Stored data
•••••

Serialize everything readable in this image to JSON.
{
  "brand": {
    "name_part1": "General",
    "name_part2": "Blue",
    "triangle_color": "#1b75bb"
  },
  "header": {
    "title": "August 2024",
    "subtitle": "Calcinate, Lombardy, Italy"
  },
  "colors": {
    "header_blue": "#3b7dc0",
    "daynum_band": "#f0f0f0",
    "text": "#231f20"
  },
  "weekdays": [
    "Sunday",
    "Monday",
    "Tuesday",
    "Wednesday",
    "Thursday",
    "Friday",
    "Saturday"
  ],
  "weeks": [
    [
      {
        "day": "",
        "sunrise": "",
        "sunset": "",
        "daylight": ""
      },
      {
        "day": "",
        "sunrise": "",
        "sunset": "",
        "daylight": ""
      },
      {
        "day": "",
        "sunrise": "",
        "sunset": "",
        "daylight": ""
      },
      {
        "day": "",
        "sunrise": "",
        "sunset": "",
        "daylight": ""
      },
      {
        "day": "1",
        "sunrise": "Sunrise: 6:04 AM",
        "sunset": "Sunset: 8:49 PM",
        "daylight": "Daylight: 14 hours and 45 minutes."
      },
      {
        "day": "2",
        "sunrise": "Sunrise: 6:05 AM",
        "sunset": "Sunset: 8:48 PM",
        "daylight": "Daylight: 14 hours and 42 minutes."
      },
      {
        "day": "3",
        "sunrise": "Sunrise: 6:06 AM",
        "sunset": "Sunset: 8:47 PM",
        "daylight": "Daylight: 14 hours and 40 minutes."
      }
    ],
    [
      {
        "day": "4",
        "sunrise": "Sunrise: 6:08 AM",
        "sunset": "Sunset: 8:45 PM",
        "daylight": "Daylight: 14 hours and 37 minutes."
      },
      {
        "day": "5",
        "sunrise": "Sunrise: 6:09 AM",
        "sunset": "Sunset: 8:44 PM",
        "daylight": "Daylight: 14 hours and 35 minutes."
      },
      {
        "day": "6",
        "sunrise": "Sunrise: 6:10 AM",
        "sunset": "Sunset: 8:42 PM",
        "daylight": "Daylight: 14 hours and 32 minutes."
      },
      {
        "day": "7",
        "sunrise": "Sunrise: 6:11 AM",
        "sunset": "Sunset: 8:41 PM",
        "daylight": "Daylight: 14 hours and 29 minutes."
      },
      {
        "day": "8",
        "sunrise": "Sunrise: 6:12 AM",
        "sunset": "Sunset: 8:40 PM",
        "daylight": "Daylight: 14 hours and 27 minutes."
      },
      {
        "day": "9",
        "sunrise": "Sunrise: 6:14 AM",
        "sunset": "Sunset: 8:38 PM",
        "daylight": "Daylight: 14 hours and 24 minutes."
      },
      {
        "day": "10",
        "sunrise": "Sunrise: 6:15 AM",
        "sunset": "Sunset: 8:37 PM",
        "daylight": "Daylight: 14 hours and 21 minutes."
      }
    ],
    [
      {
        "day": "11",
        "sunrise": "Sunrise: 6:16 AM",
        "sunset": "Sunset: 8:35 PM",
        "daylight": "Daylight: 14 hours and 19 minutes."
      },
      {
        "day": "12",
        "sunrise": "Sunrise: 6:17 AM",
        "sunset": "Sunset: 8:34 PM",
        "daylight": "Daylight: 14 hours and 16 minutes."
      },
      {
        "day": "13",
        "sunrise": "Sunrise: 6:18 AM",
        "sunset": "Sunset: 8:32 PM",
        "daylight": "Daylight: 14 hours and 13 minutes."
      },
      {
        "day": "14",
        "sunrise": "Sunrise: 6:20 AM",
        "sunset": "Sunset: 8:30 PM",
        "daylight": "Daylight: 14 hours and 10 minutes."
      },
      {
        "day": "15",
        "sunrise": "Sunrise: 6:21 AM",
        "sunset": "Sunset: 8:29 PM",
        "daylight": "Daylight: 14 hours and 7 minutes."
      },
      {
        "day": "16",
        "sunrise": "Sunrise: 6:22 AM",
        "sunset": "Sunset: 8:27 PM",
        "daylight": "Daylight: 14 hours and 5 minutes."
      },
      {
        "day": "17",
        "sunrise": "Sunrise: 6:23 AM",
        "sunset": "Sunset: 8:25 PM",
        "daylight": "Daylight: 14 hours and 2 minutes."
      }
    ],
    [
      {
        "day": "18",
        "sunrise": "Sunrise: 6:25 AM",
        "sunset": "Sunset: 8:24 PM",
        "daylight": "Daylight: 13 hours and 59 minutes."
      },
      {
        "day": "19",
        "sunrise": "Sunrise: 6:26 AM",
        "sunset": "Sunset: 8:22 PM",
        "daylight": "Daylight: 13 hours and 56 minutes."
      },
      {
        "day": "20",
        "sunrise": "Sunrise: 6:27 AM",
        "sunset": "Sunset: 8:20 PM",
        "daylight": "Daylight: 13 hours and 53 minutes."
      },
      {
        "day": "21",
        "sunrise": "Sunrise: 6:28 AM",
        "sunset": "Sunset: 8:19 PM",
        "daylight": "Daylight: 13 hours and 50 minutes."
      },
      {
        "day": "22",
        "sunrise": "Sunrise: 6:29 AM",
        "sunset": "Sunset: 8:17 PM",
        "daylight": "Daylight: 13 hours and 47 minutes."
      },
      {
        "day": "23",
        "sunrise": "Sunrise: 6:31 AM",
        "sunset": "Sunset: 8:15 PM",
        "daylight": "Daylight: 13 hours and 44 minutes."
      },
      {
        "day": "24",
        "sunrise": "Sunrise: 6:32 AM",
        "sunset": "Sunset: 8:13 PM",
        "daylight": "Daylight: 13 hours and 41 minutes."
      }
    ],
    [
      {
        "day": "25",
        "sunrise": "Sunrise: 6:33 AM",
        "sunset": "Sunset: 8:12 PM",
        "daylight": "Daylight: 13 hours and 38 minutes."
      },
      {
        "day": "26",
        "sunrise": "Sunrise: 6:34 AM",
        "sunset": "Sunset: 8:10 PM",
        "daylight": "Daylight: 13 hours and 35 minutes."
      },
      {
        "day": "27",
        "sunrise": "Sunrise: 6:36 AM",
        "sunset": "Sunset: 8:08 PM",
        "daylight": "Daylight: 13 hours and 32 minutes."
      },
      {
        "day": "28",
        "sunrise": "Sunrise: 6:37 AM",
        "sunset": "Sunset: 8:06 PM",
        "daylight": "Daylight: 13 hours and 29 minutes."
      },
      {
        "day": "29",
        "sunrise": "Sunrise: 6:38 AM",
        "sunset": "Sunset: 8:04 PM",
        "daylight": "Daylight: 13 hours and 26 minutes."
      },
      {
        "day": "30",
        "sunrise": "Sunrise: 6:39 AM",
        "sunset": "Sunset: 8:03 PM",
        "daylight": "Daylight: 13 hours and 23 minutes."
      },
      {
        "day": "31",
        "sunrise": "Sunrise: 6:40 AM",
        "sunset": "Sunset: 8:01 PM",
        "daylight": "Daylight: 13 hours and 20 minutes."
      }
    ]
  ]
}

•••••

Description of the task ▸
Word for word, write out the data.

Correct response ▸
Serialize everything readable in this image to JSON.
{
  "brand": {
    "name_part1": "General",
    "name_part2": "Blue",
    "triangle_color": "#1b75bb"
  },
  "header": {
    "title": "August 2024",
    "subtitle": "Calcinate, Lombardy, Italy"
  },
  "colors": {
    "header_blue": "#3b7dc0",
    "daynum_band": "#f0f0f0",
    "text": "#231f20"
  },
  "weekdays": [
    "Sunday",
    "Monday",
    "Tuesday",
    "Wednesday",
    "Thursday",
    "Friday",
    "Saturday"
  ],
  "weeks": [
    [
      {
        "day": "",
        "sunrise": "",
        "sunset": "",
        "daylight": ""
      },
      {
        "day": "",
        "sunrise": "",
        "sunset": "",
        "daylight": ""
      },
      {
        "day": "",
        "sunrise": "",
        "sunset": "",
        "daylight": ""
      },
      {
        "day": "",
        "sunrise": "",
        "sunset": "",
        "daylight": ""
      },
      {
        "day": "1",
        "sunrise": "Sunrise: 6:04 AM",
        "sunset": "Sunset: 8:49 PM",
        "daylight": "Daylight: 14 hours and 45 minutes."
      },
      {
        "day": "2",
        "sunrise": "Sunrise: 6:05 AM",
        "sunset": "Sunset: 8:48 PM",
        "daylight": "Daylight: 14 hours and 42 minutes."
      },
      {
        "day": "3",
        "sunrise": "Sunrise: 6:06 AM",
        "sunset": "Sunset: 8:47 PM",
        "daylight": "Daylight: 14 hours and 40 minutes."
      }
    ],
    [
      {
        "day": "4",
        "sunrise": "Sunrise: 6:08 AM",
        "sunset": "Sunset: 8:45 PM",
        "daylight": "Daylight: 14 hours and 37 minutes."
      },
      {
        "day": "5",
        "sunrise": "Sunrise: 6:09 AM",
        "sunset": "Sunset: 8:44 PM",
        "daylight": "Daylight: 14 hours and 35 minutes."
      },
      {
        "day": "6",
        "sunrise": "Sunrise: 6:10 AM",
        "sunset": "Sunset: 8:42 PM",
        "daylight": "Daylight: 14 hours and 32 minutes."
      },
      {
        "day": "7",
        "sunrise": "Sunrise: 6:11 AM",
        "sunset": "Sunset: 8:41 PM",
        "daylight": "Daylight: 14 hours and 29 minutes."
      },
      {
        "day": "8",
        "sunrise": "Sunrise: 6:12 AM",
        "sunset": "Sunset: 8:40 PM",
        "daylight": "Daylight: 14 hours and 27 minutes."
      },
      {
        "day": "9",
        "sunrise": "Sunrise: 6:14 AM",
        "sunset": "Sunset: 8:38 PM",
        "daylight": "Daylight: 14 hours and 24 minutes."
      },
      {
        "day": "10",
        "sunrise": "Sunrise: 6:15 AM",
        "sunset": "Sunset: 8:37 PM",
        "daylight": "Daylight: 14 hours and 21 minutes."
      }
    ],
    [
      {
        "day": "11",
        "sunrise": "Sunrise: 6:16 AM",
        "sunset": "Sunset: 8:35 PM",
        "daylight": "Daylight: 14 hours and 19 minutes."
      },
      {
        "day": "12",
        "sunrise": "Sunrise: 6:17 AM",
        "sunset": "Sunset: 8:34 PM",
        "daylight": "Daylight: 14 hours and 16 minutes."
      },
      {
        "day": "13",
        "sunrise": "Sunrise: 6:18 AM",
        "sunset": "Sunset: 8:32 PM",
        "daylight": "Daylight: 14 hours and 13 minutes."
      },
      {
        "day": "14",
        "sunrise": "Sunrise: 6:20 AM",
        "sunset": "Sunset: 8:30 PM",
        "daylight": "Daylight: 14 hours and 10 minutes."
      },
      {
        "day": "15",
        "sunrise": "Sunrise: 6:21 AM",
        "sunset": "Sunset: 8:29 PM",
        "daylight": "Daylight: 14 hours and 7 minutes."
      },
      {
        "day": "16",
        "sunrise": "Sunrise: 6:22 AM",
        "sunset": "Sunset: 8:27 PM",
        "daylight": "Daylight: 14 hours and 5 minutes."
      },
      {
        "day": "17",
        "sunrise": "Sunrise: 6:23 AM",
        "sunset": "Sunset: 8:25 PM",
        "daylight": "Daylight: 14 hours and 2 minutes."
      }
    ],
    [
      {
        "day": "18",
        "sunrise": "Sunrise: 6:25 AM",
        "sunset": "Sunset: 8:24 PM",
        "daylight": "Daylight: 13 hours and 59 minutes."
      },
      {
        "day": "19",
        "sunrise": "Sunrise: 6:26 AM",
        "sunset": "Sunset: 8:22 PM",
        "daylight": "Daylight: 13 hours and 56 minutes."
      },
      {
        "day": "20",
        "sunrise": "Sunrise: 6:27 AM",
        "sunset": "Sunset: 8:20 PM",
        "daylight": "Daylight: 13 hours and 53 minutes."
      },
      {
        "day": "21",
        "sunrise": "Sunrise: 6:28 AM",
        "sunset": "Sunset: 8:19 PM",
        "daylight": "Daylight: 13 hours and 50 minutes."
      },
      {
        "day": "22",
        "sunrise": "Sunrise: 6:29 AM",
        "sunset": "Sunset: 8:17 PM",
        "daylight": "Daylight: 13 hours and 47 minutes."
      },
      {
        "day": "23",
        "sunrise": "Sunrise: 6:31 AM",
        "sunset": "Sunset: 8:15 PM",
        "daylight": "Daylight: 13 hours and 44 minutes."
      },
      {
        "day": "24",
        "sunrise": "Sunrise: 6:32 AM",
        "sunset": "Sunset: 8:13 PM",
        "daylight": "Daylight: 13 hours and 41 minutes."
      }
    ],
    [
      {
        "day": "25",
        "sunrise": "Sunrise: 6:33 AM",
        "sunset": "Sunset: 8:12 PM",
        "daylight": "Daylight: 13 hours and 38 minutes."
      },
      {
        "day": "26",
        "sunrise": "Sunrise: 6:34 AM",
        "sunset": "Sunset: 8:10 PM",
        "daylight": "Daylight: 13 hours and 35 minutes."
      },
      {
        "day": "27",
        "sunrise": "Sunrise: 6:36 AM",
        "sunset": "Sunset: 8:08 PM",
        "daylight": "Daylight: 13 hours and 32 minutes."
      },
      {
        "day": "28",
        "sunrise": "Sunrise: 6:37 AM",
        "sunset": "Sunset: 8:06 PM",
        "daylight": "Daylight: 13 hours and 29 minutes."
      },
      {
        "day": "29",
        "sunrise": "Sunrise: 6:38 AM",
        "sunset": "Sunset: 8:04 PM",
        "daylight": "Daylight: 13 hours and 26 minutes."
      },
      {
        "day": "30",
        "sunrise": "Sunrise: 6:39 AM",
        "sunset": "Sunset: 8:03 PM",
        "daylight": "Daylight: 13 hours and 23 minutes."
      },
      {
        "day": "31",
        "sunrise": "Sunrise: 6:40 AM",
        "sunset": "Sunset: 8:01 PM",
        "daylight": "Daylight: 13 hours and 20 minutes."
      }
    ]
  ]
}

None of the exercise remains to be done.